**What is expected**
Each record is to be printed again precisely as it reads.

start

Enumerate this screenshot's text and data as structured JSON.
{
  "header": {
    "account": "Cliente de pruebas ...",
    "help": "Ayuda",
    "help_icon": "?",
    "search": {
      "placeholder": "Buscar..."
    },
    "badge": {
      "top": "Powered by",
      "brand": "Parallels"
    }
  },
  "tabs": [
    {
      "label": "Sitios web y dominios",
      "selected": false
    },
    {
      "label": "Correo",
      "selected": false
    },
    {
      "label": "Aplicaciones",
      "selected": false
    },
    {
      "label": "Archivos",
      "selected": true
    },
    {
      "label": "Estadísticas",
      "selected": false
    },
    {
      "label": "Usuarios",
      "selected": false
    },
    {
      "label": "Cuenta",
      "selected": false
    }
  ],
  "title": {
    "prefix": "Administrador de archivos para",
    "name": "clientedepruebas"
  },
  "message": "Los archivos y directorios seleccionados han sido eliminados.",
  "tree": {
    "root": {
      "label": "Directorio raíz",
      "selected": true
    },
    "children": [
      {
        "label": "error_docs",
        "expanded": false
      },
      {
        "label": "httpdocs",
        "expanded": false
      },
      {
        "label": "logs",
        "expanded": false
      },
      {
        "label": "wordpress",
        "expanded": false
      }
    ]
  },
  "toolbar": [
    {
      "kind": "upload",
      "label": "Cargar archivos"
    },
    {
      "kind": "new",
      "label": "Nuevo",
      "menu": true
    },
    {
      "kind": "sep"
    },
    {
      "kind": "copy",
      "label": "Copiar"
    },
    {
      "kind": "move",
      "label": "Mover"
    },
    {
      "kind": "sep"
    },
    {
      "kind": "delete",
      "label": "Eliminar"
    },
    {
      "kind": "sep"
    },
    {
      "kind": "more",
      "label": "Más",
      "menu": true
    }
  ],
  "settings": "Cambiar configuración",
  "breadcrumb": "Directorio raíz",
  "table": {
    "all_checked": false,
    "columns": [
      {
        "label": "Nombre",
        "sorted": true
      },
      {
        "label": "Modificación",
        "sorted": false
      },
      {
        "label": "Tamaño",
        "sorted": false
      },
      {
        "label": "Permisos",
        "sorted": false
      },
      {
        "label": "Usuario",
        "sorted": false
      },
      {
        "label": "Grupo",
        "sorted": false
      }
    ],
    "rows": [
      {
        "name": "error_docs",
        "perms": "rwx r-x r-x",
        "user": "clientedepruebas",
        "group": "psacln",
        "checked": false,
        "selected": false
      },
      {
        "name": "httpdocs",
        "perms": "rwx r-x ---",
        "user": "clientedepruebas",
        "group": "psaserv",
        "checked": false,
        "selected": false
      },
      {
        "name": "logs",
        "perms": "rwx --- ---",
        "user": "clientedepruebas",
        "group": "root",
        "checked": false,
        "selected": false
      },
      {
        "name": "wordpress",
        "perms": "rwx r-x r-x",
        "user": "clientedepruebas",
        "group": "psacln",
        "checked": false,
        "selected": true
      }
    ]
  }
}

end

**Output below**
Enumerate this screenshot's text and data as structured JSON.
{
  "header": {
    "account": "Cliente de pruebas ...",
    "help": "Ayuda",
    "help_icon": "?",
    "search": {
      "placeholder": "Buscar..."
    },
    "badge": {
      "top": "Powered by",
      "brand": "Parallels"
    }
  },
  "tabs": [
    {
      "label": "Sitios web y dominios",
      "selected": false
    },
    {
      "label": "Correo",
      "selected": false
    },
    {
      "label": "Aplicaciones",
      "selected": false
    },
    {
      "label": "Archivos",
      "selected": true
    },
    {
      "label": "Estadísticas",
      "selected": false
    },
    {
      "label": "Usuarios",
      "selected": false
    },
    {
      "label": "Cuenta",
      "selected": false
    }
  ],
  "title": {
    "prefix": "Administrador de archivos para",
    "name": "clientedepruebas"
  },
  "message": "Los archivos y directorios seleccionados han sido eliminados.",
  "tree": {
    "root": {
      "label": "Directorio raíz",
      "selected": true
    },
    "children": [
      {
        "label": "error_docs",
        "expanded": false
      },
      {
        "label": "httpdocs",
        "expanded": false
      },
      {
        "label": "logs",
        "expanded": false
      },
      {
        "label": "wordpress",
        "expanded": false
      }
    ]
  },
  "toolbar": [
    {
      "kind": "upload",
      "label": "Cargar archivos"
    },
    {
      "kind": "new",
      "label": "Nuevo",
      "menu": true
    },
    {
      "kind": "sep"
    },
    {
      "kind": "copy",
      "label": "Copiar"
    },
    {
      "kind": "move",
      "label": "Mover"
    },
    {
      "kind": "sep"
    },
    {
      "kind": "delete",
      "label": "Eliminar"
    },
    {
      "kind": "sep"
    },
    {
      "kind": "more",
      "label": "Más",
      "menu": true
    }
  ],
  "settings": "Cambiar configuración",
  "breadcrumb": "Directorio raíz",
  "table": {
    "all_checked": false,
    "columns": [
      {
        "label": "Nombre",
        "sorted": true
      },
      {
        "label": "Modificación",
        "sorted": false
      },
      {
        "label": "Tamaño",
        "sorted": false
      },
      {
        "label": "Permisos",
        "sorted": false
      },
      {
        "label": "Usuario",
        "sorted": false
      },
      {
        "label": "Grupo",
        "sorted": false
      }
    ],
    "rows": [
      {
        "name": "error_docs",
        "perms": "rwx r-x r-x",
        "user": "clientedepruebas",
        "group": "psacln",
        "checked": false,
        "selected": false
      },
      {
        "name": "httpdocs",
        "perms": "rwx r-x ---",
        "user": "clientedepruebas",
        "group": "psaserv",
        "checked": false,
        "selected": false
      },
      {
        "name": "logs",
        "perms": "rwx --- ---",
        "user": "clientedepruebas",
        "group": "root",
        "checked": false,
        "selected": false
      },
      {
        "name": "wordpress",
        "perms": "rwx r-x r-x",
        "user": "clientedepruebas",
        "group": "psacln",
        "checked": false,
        "selected": true
      }
    ]
  }
}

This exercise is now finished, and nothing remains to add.